- **Source data**:
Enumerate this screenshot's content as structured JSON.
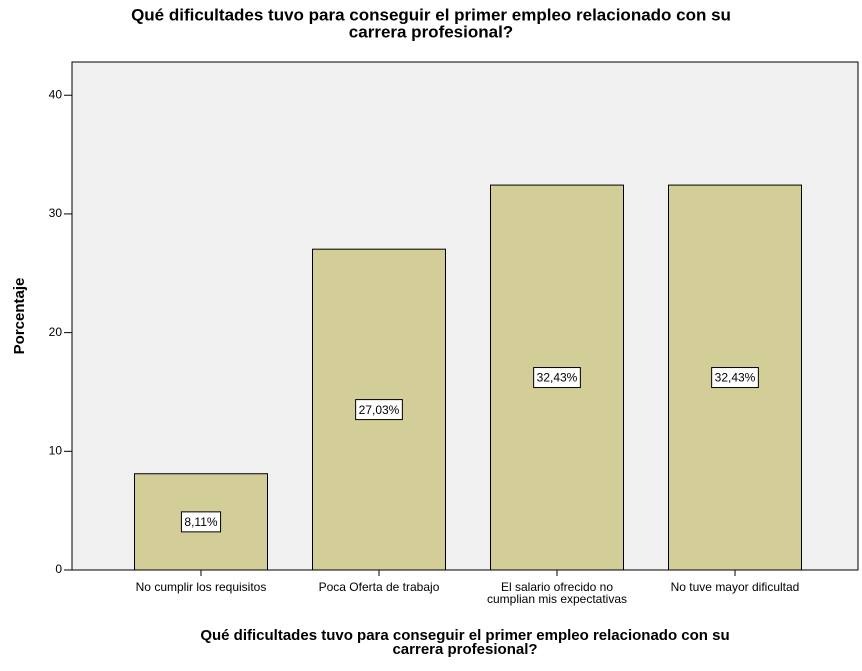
{
  "chart_data": {
    "type": "bar",
    "title": [
      "Qué dificultades tuvo para conseguir el primer empleo relacionado con su",
      "carrera profesional?"
    ],
    "x_label": [
      "Qué dificultades tuvo para conseguir el primer empleo relacionado con su",
      "carrera profesional?"
    ],
    "y_label": "Porcentaje",
    "categories": [
      [
        "No cumplir los requisitos"
      ],
      [
        "Poca Oferta de trabajo"
      ],
      [
        "El salario ofrecido no",
        "cumplian mis expectativas"
      ],
      [
        "No tuve mayor dificultad"
      ]
    ],
    "values": [
      8.11,
      27.03,
      32.43,
      32.43
    ],
    "value_labels": [
      "8,11%",
      "27,03%",
      "32,43%",
      "32,43%"
    ],
    "color": "#d3ce97",
    "ylim": [
      0,
      42.8
    ],
    "yticks": [
      0,
      10,
      20,
      30,
      40
    ]
  }
}
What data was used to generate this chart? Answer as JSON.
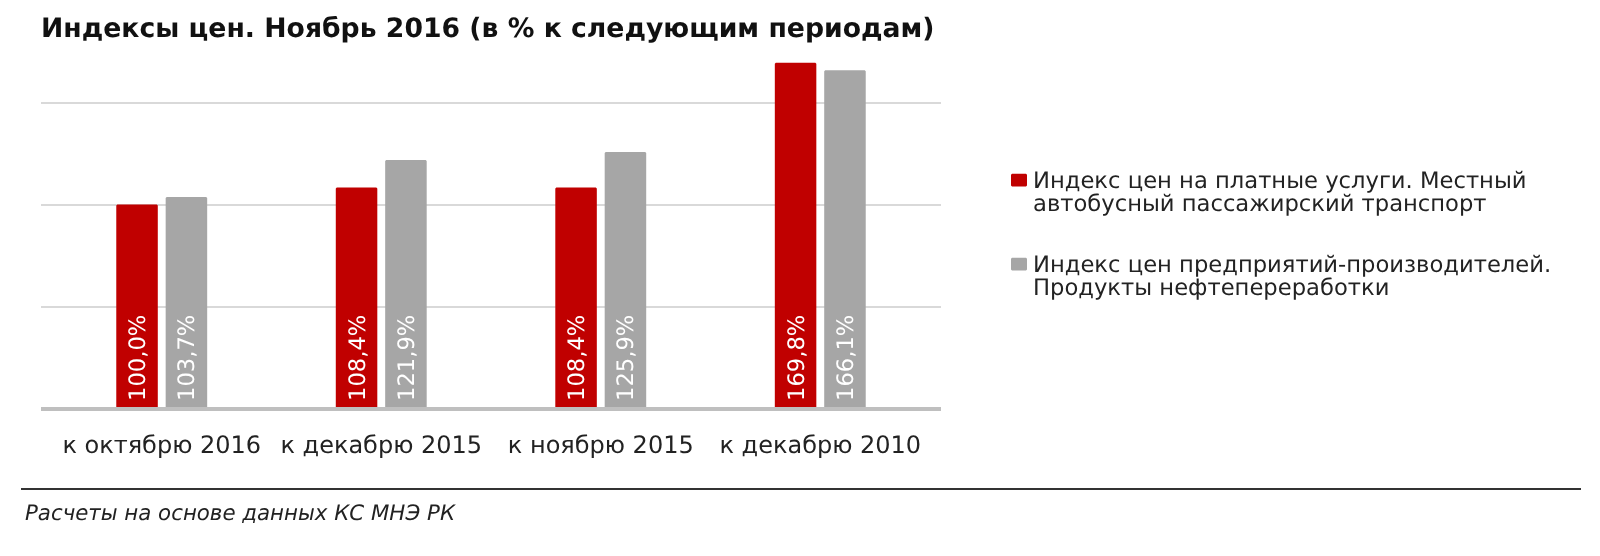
{
  "chart_data": {
    "type": "bar",
    "title": "Индексы цен. Ноябрь 2016 (в % к следующим периодам)",
    "categories": [
      "к октябрю 2016",
      "к декабрю 2015",
      "к ноябрю 2015",
      "к декабрю 2010"
    ],
    "series": [
      {
        "name": "Индекс цен на платные услуги. Местный автобусный пассажирский транспорт",
        "color": "#c00000",
        "values": [
          100.0,
          108.4,
          108.4,
          169.8
        ],
        "value_labels": [
          "100,0%",
          "108,4%",
          "108,4%",
          "169,8%"
        ]
      },
      {
        "name": "Индекс цен предприятий-производителей. Продукты нефтепереработки",
        "color": "#a6a6a6",
        "values": [
          103.7,
          121.9,
          125.9,
          166.1
        ],
        "value_labels": [
          "103,7%",
          "121,9%",
          "125,9%",
          "166,1%"
        ]
      }
    ],
    "tick_labels": "x",
    "grid": "y",
    "legend": "right",
    "annotations": [
      "Расчеты на основе данных КС МНЭ РК"
    ]
  }
}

- **Requirement**:
Print each of the records above exactly as written, leaving no picture in the copy.

- **Answer in full**:
Enumerate this screenshot's content as structured JSON.
{
  "chart_data": {
    "type": "bar",
    "title": [
      "Qué dificultades tuvo para conseguir el primer empleo relacionado con su",
      "carrera profesional?"
    ],
    "x_label": [
      "Qué dificultades tuvo para conseguir el primer empleo relacionado con su",
      "carrera profesional?"
    ],
    "y_label": "Porcentaje",
    "categories": [
      [
        "No cumplir los requisitos"
      ],
      [
        "Poca Oferta de trabajo"
      ],
      [
        "El salario ofrecido no",
        "cumplian mis expectativas"
      ],
      [
        "No tuve mayor dificultad"
      ]
    ],
    "values": [
      8.11,
      27.03,
      32.43,
      32.43
    ],
    "value_labels": [
      "8,11%",
      "27,03%",
      "32,43%",
      "32,43%"
    ],
    "color": "#d3ce97",
    "ylim": [
      0,
      42.8
    ],
    "yticks": [
      0,
      10,
      20,
      30,
      40
    ]
  }
}
What data was used to generate this chart? Answer as JSON.
{
  "chart_data": {
    "type": "bar",
    "title": "Индексы цен. Ноябрь 2016 (в % к следующим периодам)",
    "categories": [
      "к октябрю 2016",
      "к декабрю 2015",
      "к ноябрю 2015",
      "к декабрю 2010"
    ],
    "series": [
      {
        "name": "Индекс цен на платные услуги. Местный автобусный пассажирский транспорт",
        "color": "#c00000",
        "values": [
          100.0,
          108.4,
          108.4,
          169.8
        ],
        "value_labels": [
          "100,0%",
          "108,4%",
          "108,4%",
          "169,8%"
        ]
      },
      {
        "name": "Индекс цен предприятий-производителей. Продукты нефтепереработки",
        "color": "#a6a6a6",
        "values": [
          103.7,
          121.9,
          125.9,
          166.1
        ],
        "value_labels": [
          "103,7%",
          "121,9%",
          "125,9%",
          "166,1%"
        ]
      }
    ],
    "tick_labels": "x",
    "grid": "y",
    "legend": "right",
    "annotations": [
      "Расчеты на основе данных КС МНЭ РК"
    ]
  }
}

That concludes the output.